• [Short exercise] Output the data that follows exactly, line for line.

• [Information shown]
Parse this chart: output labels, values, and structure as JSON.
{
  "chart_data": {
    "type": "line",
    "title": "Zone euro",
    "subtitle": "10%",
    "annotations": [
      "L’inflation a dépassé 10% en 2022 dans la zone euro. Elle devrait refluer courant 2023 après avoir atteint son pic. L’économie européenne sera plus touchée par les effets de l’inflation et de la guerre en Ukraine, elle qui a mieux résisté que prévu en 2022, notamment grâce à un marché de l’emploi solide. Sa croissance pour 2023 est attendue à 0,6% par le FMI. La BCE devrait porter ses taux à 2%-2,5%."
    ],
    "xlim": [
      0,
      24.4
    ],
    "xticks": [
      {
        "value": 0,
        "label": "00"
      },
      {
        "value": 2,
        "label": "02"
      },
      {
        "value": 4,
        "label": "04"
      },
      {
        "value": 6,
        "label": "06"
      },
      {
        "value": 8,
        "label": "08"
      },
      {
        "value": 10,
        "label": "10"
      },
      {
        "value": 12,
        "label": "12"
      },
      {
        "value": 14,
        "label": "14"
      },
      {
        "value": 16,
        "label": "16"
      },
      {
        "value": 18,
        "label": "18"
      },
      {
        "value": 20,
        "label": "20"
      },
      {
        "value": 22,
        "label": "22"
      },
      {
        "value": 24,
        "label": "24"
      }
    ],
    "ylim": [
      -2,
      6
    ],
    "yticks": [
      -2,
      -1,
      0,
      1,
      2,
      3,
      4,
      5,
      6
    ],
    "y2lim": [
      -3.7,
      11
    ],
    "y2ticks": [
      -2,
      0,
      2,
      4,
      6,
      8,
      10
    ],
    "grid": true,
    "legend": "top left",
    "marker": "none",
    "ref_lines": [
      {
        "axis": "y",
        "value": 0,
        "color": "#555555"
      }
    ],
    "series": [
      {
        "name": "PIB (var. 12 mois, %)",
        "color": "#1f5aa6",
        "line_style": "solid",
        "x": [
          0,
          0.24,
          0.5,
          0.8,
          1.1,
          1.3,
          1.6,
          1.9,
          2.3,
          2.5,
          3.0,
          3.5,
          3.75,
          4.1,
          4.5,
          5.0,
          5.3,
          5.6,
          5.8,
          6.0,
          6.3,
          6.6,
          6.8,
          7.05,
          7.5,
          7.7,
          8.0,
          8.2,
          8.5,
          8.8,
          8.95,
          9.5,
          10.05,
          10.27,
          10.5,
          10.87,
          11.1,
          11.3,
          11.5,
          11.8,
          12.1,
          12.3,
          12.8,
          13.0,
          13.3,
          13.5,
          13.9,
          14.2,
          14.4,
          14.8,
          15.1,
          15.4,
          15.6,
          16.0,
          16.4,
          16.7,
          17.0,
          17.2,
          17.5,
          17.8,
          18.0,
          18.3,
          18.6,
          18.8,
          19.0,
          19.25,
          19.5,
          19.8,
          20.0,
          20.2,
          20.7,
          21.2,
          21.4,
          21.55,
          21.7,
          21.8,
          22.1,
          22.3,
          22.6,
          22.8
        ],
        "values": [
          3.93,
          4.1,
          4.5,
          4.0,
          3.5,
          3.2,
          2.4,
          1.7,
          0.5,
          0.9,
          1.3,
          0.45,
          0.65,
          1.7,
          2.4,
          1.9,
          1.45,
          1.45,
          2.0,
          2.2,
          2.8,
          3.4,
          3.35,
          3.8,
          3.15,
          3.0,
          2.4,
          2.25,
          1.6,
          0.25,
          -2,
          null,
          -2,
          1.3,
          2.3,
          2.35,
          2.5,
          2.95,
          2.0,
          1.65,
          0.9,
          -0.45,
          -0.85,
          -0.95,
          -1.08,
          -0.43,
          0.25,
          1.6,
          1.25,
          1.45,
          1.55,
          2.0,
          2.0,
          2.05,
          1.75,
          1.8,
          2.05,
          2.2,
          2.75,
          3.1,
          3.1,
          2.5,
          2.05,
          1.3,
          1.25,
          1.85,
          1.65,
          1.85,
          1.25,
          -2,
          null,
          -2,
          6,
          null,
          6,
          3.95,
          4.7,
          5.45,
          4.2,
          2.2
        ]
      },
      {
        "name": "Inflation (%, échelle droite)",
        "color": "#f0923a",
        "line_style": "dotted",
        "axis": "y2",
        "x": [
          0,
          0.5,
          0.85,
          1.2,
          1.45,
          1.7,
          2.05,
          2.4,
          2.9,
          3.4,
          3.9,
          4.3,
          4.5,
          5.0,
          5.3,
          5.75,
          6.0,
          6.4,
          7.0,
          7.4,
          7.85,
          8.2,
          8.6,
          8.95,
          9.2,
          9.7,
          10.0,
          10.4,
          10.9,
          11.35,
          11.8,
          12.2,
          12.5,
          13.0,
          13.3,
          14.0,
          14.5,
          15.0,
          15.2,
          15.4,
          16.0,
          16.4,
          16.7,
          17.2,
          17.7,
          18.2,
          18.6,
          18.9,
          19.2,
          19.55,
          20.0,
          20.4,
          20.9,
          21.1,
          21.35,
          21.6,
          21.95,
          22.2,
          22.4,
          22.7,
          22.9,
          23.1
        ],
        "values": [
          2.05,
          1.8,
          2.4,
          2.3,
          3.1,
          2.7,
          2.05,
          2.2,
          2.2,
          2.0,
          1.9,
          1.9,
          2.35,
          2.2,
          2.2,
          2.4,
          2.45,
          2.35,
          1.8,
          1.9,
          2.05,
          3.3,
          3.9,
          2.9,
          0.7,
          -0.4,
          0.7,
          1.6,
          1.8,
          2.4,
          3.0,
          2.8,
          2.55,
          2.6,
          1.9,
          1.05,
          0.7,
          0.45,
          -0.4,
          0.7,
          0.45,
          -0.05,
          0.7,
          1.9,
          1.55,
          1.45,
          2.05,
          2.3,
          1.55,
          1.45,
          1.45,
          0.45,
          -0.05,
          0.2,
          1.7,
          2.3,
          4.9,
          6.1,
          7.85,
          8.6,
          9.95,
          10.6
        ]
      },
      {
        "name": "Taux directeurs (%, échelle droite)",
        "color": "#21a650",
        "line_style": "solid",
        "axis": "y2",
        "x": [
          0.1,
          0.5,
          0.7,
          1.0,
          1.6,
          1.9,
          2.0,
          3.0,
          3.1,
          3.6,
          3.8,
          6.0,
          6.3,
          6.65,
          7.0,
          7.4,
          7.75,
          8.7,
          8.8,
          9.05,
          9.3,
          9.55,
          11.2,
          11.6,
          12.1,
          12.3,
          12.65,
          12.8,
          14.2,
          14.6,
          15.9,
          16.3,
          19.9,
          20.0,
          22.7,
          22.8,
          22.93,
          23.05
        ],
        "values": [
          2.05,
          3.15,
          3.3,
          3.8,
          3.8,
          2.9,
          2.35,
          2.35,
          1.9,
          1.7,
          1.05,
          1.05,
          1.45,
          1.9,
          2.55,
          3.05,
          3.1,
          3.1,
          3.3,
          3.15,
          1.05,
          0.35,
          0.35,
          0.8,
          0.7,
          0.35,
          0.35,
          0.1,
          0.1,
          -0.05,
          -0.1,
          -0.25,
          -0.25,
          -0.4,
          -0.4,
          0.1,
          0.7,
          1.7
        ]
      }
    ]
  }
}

• [Solution for this exercise]
Parse this chart: output labels, values, and structure as JSON.
{
  "chart_data": {
    "type": "line",
    "title": "Zone euro",
    "subtitle": "10%",
    "annotations": [
      "L’inflation a dépassé 10% en 2022 dans la zone euro. Elle devrait refluer courant 2023 après avoir atteint son pic. L’économie européenne sera plus touchée par les effets de l’inflation et de la guerre en Ukraine, elle qui a mieux résisté que prévu en 2022, notamment grâce à un marché de l’emploi solide. Sa croissance pour 2023 est attendue à 0,6% par le FMI. La BCE devrait porter ses taux à 2%-2,5%."
    ],
    "xlim": [
      0,
      24.4
    ],
    "xticks": [
      {
        "value": 0,
        "label": "00"
      },
      {
        "value": 2,
        "label": "02"
      },
      {
        "value": 4,
        "label": "04"
      },
      {
        "value": 6,
        "label": "06"
      },
      {
        "value": 8,
        "label": "08"
      },
      {
        "value": 10,
        "label": "10"
      },
      {
        "value": 12,
        "label": "12"
      },
      {
        "value": 14,
        "label": "14"
      },
      {
        "value": 16,
        "label": "16"
      },
      {
        "value": 18,
        "label": "18"
      },
      {
        "value": 20,
        "label": "20"
      },
      {
        "value": 22,
        "label": "22"
      },
      {
        "value": 24,
        "label": "24"
      }
    ],
    "ylim": [
      -2,
      6
    ],
    "yticks": [
      -2,
      -1,
      0,
      1,
      2,
      3,
      4,
      5,
      6
    ],
    "y2lim": [
      -3.7,
      11
    ],
    "y2ticks": [
      -2,
      0,
      2,
      4,
      6,
      8,
      10
    ],
    "grid": true,
    "legend": "top left",
    "marker": "none",
    "ref_lines": [
      {
        "axis": "y",
        "value": 0,
        "color": "#555555"
      }
    ],
    "series": [
      {
        "name": "PIB (var. 12 mois, %)",
        "color": "#1f5aa6",
        "line_style": "solid",
        "x": [
          0,
          0.24,
          0.5,
          0.8,
          1.1,
          1.3,
          1.6,
          1.9,
          2.3,
          2.5,
          3.0,
          3.5,
          3.75,
          4.1,
          4.5,
          5.0,
          5.3,
          5.6,
          5.8,
          6.0,
          6.3,
          6.6,
          6.8,
          7.05,
          7.5,
          7.7,
          8.0,
          8.2,
          8.5,
          8.8,
          8.95,
          9.5,
          10.05,
          10.27,
          10.5,
          10.87,
          11.1,
          11.3,
          11.5,
          11.8,
          12.1,
          12.3,
          12.8,
          13.0,
          13.3,
          13.5,
          13.9,
          14.2,
          14.4,
          14.8,
          15.1,
          15.4,
          15.6,
          16.0,
          16.4,
          16.7,
          17.0,
          17.2,
          17.5,
          17.8,
          18.0,
          18.3,
          18.6,
          18.8,
          19.0,
          19.25,
          19.5,
          19.8,
          20.0,
          20.2,
          20.7,
          21.2,
          21.4,
          21.55,
          21.7,
          21.8,
          22.1,
          22.3,
          22.6,
          22.8
        ],
        "values": [
          3.93,
          4.1,
          4.5,
          4.0,
          3.5,
          3.2,
          2.4,
          1.7,
          0.5,
          0.9,
          1.3,
          0.45,
          0.65,
          1.7,
          2.4,
          1.9,
          1.45,
          1.45,
          2.0,
          2.2,
          2.8,
          3.4,
          3.35,
          3.8,
          3.15,
          3.0,
          2.4,
          2.25,
          1.6,
          0.25,
          -2,
          null,
          -2,
          1.3,
          2.3,
          2.35,
          2.5,
          2.95,
          2.0,
          1.65,
          0.9,
          -0.45,
          -0.85,
          -0.95,
          -1.08,
          -0.43,
          0.25,
          1.6,
          1.25,
          1.45,
          1.55,
          2.0,
          2.0,
          2.05,
          1.75,
          1.8,
          2.05,
          2.2,
          2.75,
          3.1,
          3.1,
          2.5,
          2.05,
          1.3,
          1.25,
          1.85,
          1.65,
          1.85,
          1.25,
          -2,
          null,
          -2,
          6,
          null,
          6,
          3.95,
          4.7,
          5.45,
          4.2,
          2.2
        ]
      },
      {
        "name": "Inflation (%, échelle droite)",
        "color": "#f0923a",
        "line_style": "dotted",
        "axis": "y2",
        "x": [
          0,
          0.5,
          0.85,
          1.2,
          1.45,
          1.7,
          2.05,
          2.4,
          2.9,
          3.4,
          3.9,
          4.3,
          4.5,
          5.0,
          5.3,
          5.75,
          6.0,
          6.4,
          7.0,
          7.4,
          7.85,
          8.2,
          8.6,
          8.95,
          9.2,
          9.7,
          10.0,
          10.4,
          10.9,
          11.35,
          11.8,
          12.2,
          12.5,
          13.0,
          13.3,
          14.0,
          14.5,
          15.0,
          15.2,
          15.4,
          16.0,
          16.4,
          16.7,
          17.2,
          17.7,
          18.2,
          18.6,
          18.9,
          19.2,
          19.55,
          20.0,
          20.4,
          20.9,
          21.1,
          21.35,
          21.6,
          21.95,
          22.2,
          22.4,
          22.7,
          22.9,
          23.1
        ],
        "values": [
          2.05,
          1.8,
          2.4,
          2.3,
          3.1,
          2.7,
          2.05,
          2.2,
          2.2,
          2.0,
          1.9,
          1.9,
          2.35,
          2.2,
          2.2,
          2.4,
          2.45,
          2.35,
          1.8,
          1.9,
          2.05,
          3.3,
          3.9,
          2.9,
          0.7,
          -0.4,
          0.7,
          1.6,
          1.8,
          2.4,
          3.0,
          2.8,
          2.55,
          2.6,
          1.9,
          1.05,
          0.7,
          0.45,
          -0.4,
          0.7,
          0.45,
          -0.05,
          0.7,
          1.9,
          1.55,
          1.45,
          2.05,
          2.3,
          1.55,
          1.45,
          1.45,
          0.45,
          -0.05,
          0.2,
          1.7,
          2.3,
          4.9,
          6.1,
          7.85,
          8.6,
          9.95,
          10.6
        ]
      },
      {
        "name": "Taux directeurs (%, échelle droite)",
        "color": "#21a650",
        "line_style": "solid",
        "axis": "y2",
        "x": [
          0.1,
          0.5,
          0.7,
          1.0,
          1.6,
          1.9,
          2.0,
          3.0,
          3.1,
          3.6,
          3.8,
          6.0,
          6.3,
          6.65,
          7.0,
          7.4,
          7.75,
          8.7,
          8.8,
          9.05,
          9.3,
          9.55,
          11.2,
          11.6,
          12.1,
          12.3,
          12.65,
          12.8,
          14.2,
          14.6,
          15.9,
          16.3,
          19.9,
          20.0,
          22.7,
          22.8,
          22.93,
          23.05
        ],
        "values": [
          2.05,
          3.15,
          3.3,
          3.8,
          3.8,
          2.9,
          2.35,
          2.35,
          1.9,
          1.7,
          1.05,
          1.05,
          1.45,
          1.9,
          2.55,
          3.05,
          3.1,
          3.1,
          3.3,
          3.15,
          1.05,
          0.35,
          0.35,
          0.8,
          0.7,
          0.35,
          0.35,
          0.1,
          0.1,
          -0.05,
          -0.1,
          -0.25,
          -0.25,
          -0.4,
          -0.4,
          0.1,
          0.7,
          1.7
        ]
      }
    ]
  }
}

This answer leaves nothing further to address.